WHO as an Emergency Responder
Peter Daszak of EcoHealth Alliance expressed concern that an emergency response function for WHO would be expensive to establish, and would create similar tensions within the organization as occurred between WHO and NGO responders during the Ebola crisis. Given the growing frequency of spillover events from wildlife, outbreaks will become pandemics
more often and have greater economic impact, he predicted, and he thought it might make more sense to design a response force specifically to address major pandemics—more than just a unit within WHO. Clift disagreed, saying the expense of setting up a new institution is prohibitive, unless it is absolutely necessary.
Stocking noted that her panel concluded that the emergency response function in WHO should report to the Director-General, who decides when to announce a PHEIC. It remains to be decided how WHO fits into the wider emergency response system, she continued, but a likely scenario is already employed by the United Nations, whose humanitarian agencies mostly coordinate work done on the ground by non-UN responders (e.g., international NGOs, local NGOs, and governments). “There is already a lot of cooperation,” she observed, and her panel felt that WHO needed to join existing systems of coordination.

▶ Material supplied:
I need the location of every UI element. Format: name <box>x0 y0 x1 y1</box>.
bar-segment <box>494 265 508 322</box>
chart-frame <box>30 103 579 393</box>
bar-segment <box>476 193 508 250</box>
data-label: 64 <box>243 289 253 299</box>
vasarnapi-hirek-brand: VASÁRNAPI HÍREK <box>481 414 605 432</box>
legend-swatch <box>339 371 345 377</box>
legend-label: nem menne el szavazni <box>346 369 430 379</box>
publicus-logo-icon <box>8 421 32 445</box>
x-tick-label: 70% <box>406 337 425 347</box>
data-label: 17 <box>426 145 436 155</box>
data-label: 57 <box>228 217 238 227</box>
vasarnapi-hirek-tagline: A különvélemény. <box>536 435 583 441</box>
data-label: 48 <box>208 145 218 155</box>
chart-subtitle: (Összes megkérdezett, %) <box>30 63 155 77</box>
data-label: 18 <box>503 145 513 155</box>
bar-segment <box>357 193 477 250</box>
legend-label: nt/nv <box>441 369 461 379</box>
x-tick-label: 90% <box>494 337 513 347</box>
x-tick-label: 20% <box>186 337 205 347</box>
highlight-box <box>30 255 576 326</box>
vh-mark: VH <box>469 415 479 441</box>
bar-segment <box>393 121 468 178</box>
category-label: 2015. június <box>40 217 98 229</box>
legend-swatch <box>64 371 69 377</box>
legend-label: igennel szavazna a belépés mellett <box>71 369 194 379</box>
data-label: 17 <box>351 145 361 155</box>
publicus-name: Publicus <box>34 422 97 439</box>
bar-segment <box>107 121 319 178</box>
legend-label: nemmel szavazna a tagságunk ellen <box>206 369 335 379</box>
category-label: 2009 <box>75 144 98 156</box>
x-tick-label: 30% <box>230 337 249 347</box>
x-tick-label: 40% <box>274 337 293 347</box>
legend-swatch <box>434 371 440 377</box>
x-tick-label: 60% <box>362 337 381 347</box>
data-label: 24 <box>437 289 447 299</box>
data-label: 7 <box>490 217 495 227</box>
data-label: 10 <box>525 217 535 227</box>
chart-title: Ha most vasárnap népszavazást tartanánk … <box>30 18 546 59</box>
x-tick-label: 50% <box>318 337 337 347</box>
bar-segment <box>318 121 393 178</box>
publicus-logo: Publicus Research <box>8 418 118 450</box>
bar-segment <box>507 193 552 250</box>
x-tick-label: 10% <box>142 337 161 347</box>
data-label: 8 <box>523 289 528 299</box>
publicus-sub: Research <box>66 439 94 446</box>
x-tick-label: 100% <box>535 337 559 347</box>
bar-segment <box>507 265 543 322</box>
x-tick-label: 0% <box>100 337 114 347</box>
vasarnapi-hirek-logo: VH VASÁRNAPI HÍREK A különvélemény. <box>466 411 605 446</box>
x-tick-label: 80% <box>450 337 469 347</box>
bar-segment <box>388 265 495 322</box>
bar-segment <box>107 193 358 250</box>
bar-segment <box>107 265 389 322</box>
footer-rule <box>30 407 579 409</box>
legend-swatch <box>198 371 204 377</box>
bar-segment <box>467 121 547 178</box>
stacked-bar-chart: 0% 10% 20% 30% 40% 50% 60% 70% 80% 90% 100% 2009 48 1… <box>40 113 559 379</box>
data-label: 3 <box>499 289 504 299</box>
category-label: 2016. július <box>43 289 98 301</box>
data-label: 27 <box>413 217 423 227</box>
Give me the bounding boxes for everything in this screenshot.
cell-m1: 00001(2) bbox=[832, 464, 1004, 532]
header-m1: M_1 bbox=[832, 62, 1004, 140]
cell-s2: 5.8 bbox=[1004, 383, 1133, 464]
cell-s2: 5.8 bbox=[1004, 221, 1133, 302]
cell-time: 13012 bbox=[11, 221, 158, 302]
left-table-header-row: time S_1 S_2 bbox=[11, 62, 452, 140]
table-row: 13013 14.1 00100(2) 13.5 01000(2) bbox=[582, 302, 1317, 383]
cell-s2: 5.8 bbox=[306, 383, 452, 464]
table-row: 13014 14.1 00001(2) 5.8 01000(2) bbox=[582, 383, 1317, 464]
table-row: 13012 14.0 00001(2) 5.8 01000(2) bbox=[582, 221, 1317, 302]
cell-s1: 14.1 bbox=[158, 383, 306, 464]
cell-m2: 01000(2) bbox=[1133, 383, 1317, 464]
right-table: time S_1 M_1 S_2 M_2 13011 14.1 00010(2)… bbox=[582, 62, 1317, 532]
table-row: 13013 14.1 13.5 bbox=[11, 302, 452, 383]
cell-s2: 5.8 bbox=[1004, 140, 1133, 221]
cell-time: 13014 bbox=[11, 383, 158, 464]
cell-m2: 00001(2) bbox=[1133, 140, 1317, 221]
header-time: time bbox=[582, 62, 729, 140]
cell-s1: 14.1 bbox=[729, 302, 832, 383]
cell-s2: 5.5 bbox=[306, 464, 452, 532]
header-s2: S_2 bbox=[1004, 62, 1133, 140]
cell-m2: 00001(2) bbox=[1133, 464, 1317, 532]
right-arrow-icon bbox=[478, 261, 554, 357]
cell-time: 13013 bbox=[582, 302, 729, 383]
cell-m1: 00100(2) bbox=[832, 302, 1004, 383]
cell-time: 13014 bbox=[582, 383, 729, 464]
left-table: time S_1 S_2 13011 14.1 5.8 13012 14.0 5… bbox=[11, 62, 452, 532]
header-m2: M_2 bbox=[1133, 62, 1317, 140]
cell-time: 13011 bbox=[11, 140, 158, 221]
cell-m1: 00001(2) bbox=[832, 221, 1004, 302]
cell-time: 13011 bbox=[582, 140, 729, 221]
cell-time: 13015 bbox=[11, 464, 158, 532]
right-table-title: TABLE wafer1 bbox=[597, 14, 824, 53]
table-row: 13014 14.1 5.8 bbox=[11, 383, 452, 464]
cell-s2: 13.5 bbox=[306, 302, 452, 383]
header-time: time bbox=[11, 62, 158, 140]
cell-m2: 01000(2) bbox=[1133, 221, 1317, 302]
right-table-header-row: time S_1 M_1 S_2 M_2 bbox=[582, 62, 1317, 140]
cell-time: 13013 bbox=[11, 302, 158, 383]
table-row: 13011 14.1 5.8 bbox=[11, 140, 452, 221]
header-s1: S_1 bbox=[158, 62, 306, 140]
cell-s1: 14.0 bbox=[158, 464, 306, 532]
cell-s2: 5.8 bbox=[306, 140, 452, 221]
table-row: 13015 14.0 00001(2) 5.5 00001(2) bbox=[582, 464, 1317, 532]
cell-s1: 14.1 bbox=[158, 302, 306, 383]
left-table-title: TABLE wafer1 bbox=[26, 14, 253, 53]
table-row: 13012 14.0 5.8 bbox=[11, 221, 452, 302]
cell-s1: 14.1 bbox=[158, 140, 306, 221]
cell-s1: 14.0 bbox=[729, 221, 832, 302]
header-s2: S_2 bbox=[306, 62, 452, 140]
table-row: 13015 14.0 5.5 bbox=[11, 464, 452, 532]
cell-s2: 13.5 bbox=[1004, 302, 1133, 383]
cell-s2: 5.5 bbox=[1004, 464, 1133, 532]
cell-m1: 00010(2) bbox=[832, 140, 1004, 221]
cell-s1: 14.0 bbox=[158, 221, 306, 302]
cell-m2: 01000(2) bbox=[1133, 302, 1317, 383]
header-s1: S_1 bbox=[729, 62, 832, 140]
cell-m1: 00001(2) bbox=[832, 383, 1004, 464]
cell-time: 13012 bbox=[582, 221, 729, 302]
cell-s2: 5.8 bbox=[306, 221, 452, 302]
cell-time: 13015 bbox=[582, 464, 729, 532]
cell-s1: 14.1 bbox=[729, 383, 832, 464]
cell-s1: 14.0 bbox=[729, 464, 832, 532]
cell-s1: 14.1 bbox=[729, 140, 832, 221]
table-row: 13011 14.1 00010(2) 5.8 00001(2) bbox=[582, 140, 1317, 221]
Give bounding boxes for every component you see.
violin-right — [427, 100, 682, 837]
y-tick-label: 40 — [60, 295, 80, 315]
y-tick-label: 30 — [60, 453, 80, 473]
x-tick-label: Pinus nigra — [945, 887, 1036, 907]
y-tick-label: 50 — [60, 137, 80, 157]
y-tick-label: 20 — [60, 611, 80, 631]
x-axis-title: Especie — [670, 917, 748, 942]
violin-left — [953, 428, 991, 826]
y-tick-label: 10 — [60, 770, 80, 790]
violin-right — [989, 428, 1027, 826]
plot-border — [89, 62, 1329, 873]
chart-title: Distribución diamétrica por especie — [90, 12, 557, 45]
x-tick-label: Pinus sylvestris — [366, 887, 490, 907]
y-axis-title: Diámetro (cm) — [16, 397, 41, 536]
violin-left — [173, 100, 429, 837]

▶ Work order A:
In the passage on WHO as an emergency responder, copy out the words from "WHO as an Emergency" to "is absolutely necessary.".
▶ Work order B:
Translate this sentence from the passage on WHO as an emergency responder into Spanish: "Clift disagreed, saying the expense of setting up a new institution is prohibitive, unless it is absolutely necessary."

▶ Solution A:
WHO as an Emergency Responder
Peter Daszak of EcoHealth Alliance expressed concern that an emergency response function for WHO would be expensive to establish, and would create similar tensions within the organization as occurred between WHO and NGO responders during the Ebola crisis. Given the growing frequency of spillover events from wildlife, outbreaks will become pandemics
more often and have greater economic impact, he predicted, and he thought it might make more sense to design a response force specifically to address major pandemics—more than just a unit within WHO. Clift disagreed, saying the expense of setting up a new institution is prohibitive, unless it is absolutely necessary.

▶ Solution B:
Clift no estuvo de acuerdo y dijo que el costo de crear una nueva institución es prohibitivo, a menos que sea absolutamente necesario.